— start —

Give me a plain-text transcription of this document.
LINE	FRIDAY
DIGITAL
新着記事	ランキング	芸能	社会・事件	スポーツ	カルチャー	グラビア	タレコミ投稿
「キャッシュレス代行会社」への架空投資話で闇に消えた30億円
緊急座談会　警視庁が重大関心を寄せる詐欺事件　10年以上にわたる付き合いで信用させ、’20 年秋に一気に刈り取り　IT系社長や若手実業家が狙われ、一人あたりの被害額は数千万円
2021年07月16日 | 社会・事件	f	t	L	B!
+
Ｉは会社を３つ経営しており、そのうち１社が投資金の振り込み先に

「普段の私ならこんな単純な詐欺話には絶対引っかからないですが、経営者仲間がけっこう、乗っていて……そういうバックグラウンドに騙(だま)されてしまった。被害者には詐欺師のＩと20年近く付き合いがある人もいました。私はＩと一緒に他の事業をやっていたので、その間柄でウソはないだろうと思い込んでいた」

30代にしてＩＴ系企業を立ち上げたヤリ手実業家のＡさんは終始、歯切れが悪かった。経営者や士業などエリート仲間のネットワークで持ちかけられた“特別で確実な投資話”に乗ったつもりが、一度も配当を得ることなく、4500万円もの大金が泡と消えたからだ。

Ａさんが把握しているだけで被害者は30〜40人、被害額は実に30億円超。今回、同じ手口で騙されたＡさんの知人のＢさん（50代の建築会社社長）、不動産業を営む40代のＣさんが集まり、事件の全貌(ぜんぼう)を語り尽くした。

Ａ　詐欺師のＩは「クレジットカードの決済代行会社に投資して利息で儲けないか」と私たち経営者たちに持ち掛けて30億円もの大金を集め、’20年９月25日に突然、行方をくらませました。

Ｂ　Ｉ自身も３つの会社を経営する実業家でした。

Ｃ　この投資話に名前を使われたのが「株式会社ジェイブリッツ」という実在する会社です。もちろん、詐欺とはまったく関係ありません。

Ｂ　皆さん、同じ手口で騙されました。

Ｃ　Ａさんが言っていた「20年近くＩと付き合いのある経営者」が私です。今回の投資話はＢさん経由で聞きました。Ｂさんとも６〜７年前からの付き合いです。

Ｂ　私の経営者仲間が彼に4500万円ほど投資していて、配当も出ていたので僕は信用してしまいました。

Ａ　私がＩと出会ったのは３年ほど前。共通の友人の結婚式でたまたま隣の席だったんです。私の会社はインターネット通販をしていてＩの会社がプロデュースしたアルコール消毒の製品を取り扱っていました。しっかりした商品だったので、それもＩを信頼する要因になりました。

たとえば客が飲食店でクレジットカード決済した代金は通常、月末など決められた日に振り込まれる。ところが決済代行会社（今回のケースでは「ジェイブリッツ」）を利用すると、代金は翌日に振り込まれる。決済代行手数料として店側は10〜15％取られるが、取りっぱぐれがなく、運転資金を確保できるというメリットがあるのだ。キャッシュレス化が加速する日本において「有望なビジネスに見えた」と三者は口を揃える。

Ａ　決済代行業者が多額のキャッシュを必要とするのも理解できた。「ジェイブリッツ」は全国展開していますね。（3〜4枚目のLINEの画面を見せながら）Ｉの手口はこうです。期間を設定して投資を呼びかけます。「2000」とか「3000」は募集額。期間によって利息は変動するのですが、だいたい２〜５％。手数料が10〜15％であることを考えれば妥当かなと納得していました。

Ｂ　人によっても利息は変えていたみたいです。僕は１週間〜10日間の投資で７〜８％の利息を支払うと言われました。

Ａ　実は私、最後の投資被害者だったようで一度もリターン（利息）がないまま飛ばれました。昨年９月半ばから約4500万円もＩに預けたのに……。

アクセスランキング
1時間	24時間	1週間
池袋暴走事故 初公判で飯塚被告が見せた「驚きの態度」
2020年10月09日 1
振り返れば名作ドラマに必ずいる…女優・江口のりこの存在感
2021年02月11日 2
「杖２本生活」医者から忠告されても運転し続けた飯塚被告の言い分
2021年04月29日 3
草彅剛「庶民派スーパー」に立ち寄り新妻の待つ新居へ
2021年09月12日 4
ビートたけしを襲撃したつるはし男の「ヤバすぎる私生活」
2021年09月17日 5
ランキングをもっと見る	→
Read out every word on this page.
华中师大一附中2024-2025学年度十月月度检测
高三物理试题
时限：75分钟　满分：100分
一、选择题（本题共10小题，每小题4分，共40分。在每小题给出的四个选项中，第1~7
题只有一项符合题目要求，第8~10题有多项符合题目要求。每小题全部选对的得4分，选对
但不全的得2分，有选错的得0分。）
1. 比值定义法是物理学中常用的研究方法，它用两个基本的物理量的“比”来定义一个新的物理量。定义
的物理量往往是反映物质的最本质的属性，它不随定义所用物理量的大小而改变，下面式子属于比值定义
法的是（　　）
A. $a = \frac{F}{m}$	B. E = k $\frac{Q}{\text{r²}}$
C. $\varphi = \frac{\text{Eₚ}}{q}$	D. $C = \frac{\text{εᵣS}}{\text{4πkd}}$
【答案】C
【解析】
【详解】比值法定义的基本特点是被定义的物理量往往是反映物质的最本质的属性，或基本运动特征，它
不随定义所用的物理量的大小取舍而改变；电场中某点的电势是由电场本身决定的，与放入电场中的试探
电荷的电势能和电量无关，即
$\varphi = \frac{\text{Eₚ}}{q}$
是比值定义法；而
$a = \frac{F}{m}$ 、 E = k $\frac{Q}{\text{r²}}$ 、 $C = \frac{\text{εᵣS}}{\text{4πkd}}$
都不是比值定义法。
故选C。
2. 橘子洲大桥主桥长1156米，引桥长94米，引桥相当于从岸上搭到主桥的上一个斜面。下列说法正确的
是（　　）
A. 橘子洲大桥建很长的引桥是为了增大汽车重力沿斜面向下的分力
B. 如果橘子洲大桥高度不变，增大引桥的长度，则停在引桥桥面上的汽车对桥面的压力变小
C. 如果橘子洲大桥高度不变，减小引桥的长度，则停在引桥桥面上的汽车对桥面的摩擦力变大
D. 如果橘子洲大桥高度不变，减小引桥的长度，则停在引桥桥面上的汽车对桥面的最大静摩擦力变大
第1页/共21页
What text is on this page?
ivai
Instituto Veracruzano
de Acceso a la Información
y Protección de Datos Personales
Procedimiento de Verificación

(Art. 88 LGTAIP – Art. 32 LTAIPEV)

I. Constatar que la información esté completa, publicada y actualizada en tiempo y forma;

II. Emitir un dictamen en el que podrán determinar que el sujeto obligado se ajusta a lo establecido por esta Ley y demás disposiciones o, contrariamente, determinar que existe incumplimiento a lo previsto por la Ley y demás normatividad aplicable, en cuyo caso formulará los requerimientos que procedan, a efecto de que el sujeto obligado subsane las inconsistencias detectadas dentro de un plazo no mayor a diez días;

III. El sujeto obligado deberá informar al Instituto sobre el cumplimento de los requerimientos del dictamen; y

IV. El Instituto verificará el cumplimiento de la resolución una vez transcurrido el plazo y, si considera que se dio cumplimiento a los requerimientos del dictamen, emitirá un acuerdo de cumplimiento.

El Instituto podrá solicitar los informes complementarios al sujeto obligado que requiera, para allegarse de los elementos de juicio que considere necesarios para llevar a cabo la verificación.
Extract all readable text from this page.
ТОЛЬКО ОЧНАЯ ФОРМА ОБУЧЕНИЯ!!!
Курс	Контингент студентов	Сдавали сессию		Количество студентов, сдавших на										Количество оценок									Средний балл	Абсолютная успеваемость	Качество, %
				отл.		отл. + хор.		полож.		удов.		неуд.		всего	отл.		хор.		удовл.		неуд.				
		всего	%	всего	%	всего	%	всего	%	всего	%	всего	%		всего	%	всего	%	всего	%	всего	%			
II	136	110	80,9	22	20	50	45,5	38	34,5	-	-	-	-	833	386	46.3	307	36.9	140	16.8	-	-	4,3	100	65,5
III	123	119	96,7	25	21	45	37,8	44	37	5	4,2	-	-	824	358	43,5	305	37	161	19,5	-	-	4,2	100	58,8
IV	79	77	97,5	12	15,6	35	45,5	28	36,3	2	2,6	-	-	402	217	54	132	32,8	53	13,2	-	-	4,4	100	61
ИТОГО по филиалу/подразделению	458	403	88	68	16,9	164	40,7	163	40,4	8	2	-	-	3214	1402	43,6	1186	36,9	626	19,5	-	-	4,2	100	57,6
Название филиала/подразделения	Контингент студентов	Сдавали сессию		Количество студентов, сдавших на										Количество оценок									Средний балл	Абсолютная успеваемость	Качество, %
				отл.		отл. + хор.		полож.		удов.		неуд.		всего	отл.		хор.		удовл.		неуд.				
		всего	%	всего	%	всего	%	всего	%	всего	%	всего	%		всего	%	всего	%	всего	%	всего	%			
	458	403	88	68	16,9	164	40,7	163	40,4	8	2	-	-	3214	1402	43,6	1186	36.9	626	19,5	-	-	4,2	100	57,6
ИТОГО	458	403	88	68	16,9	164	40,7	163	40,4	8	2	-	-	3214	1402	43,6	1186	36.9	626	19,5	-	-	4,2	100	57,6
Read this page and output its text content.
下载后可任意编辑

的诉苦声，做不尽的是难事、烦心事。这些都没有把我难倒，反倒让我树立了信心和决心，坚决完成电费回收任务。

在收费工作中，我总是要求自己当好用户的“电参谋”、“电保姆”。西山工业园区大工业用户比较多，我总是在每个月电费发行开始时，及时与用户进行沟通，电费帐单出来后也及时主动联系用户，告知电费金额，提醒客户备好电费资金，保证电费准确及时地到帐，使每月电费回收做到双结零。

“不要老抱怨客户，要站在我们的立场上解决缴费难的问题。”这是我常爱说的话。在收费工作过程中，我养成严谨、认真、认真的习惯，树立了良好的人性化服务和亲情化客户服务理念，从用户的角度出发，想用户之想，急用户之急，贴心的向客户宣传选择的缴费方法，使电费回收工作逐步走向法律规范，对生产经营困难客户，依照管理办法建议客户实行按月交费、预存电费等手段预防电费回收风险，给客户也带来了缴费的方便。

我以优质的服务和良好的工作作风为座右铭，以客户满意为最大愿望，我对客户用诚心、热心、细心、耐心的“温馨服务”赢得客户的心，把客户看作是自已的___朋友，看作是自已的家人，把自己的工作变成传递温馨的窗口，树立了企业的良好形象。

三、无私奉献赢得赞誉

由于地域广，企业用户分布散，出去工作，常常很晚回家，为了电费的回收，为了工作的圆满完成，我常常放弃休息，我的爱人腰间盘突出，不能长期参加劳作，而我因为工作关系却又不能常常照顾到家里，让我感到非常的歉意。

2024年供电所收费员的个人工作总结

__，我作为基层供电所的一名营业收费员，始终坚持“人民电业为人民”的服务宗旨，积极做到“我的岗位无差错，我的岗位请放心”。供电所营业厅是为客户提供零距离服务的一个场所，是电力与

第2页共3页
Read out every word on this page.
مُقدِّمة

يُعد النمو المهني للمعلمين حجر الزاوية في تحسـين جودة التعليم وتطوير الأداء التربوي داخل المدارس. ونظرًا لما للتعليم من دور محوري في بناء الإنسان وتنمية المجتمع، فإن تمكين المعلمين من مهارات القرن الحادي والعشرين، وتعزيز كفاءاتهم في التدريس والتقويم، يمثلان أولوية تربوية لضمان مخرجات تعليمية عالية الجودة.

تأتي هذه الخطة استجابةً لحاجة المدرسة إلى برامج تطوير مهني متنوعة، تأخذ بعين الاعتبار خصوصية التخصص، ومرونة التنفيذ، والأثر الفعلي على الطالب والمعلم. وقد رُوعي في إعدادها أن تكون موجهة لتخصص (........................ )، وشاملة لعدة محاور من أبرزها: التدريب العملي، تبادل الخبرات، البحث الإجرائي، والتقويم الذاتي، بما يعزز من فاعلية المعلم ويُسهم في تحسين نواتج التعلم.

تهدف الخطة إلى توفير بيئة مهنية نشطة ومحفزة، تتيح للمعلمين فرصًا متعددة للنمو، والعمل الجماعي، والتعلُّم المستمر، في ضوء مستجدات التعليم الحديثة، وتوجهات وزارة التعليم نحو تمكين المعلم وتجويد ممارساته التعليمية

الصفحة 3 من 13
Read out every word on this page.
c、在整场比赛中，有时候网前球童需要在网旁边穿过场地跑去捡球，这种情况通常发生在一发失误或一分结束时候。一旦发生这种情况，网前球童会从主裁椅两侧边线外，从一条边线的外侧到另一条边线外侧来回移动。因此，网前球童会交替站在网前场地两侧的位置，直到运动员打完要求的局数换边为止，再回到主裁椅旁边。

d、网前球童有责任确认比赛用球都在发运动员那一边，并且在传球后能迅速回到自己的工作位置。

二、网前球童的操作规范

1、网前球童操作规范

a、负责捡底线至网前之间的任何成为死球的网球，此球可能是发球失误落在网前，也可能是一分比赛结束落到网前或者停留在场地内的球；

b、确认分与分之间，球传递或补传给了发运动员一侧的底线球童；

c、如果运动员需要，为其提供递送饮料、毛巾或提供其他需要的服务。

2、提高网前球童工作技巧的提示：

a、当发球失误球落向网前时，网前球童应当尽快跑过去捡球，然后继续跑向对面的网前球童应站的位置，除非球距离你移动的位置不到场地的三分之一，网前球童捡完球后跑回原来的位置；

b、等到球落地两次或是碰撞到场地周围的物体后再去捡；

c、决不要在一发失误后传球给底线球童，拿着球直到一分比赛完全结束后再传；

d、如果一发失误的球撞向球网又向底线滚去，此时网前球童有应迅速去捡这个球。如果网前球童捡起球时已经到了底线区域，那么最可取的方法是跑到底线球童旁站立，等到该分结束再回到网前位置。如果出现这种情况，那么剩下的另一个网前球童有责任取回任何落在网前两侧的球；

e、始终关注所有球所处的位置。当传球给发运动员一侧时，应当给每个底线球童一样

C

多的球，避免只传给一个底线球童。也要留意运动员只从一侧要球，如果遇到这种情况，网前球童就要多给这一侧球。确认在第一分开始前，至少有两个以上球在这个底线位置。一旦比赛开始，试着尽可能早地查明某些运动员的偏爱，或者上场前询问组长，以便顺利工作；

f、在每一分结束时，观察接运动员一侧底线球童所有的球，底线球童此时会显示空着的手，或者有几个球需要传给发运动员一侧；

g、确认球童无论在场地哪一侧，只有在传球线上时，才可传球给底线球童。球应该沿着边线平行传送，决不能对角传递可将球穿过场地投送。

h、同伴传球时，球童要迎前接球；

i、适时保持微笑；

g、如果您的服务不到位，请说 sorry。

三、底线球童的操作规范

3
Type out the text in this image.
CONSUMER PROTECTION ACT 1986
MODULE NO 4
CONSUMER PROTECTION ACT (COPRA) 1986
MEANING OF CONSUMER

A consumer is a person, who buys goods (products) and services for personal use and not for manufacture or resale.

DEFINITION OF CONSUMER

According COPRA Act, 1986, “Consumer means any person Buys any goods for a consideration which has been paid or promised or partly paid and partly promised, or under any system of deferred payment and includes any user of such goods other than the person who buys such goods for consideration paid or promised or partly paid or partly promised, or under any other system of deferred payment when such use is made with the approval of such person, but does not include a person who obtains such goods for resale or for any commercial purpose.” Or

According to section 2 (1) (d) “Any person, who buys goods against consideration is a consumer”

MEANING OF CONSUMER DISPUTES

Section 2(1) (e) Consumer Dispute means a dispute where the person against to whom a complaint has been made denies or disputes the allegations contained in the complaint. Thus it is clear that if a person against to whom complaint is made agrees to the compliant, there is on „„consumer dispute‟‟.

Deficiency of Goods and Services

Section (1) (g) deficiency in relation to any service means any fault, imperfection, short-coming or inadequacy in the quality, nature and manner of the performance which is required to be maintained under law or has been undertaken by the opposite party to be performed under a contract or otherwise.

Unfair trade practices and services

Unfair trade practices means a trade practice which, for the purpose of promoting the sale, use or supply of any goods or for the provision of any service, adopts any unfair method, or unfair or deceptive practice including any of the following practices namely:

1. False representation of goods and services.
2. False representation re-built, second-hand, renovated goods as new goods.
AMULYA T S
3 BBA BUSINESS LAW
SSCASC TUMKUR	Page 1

— end —

Exercise goal >> List all lines in the material containing the string "buys".

Full response >>
A consumer is a person, who buys goods (products) and services for personal use and not for manufacture or resale.
According COPRA Act, 1986, “Consumer means any person Buys any goods for a consideration which has been paid or promised or partly paid and partly promised, or under any system of deferred payment and includes any user of such goods other than the person who buys such goods for consideration paid or promised or partly paid or partly promised, or under any other system of deferred payment when such use is made with the approval of such person, but does not include a person who obtains such goods for resale or for any commercial purpose.” Or
According to section 2 (1) (d) “Any person, who buys goods against consideration is a consumer”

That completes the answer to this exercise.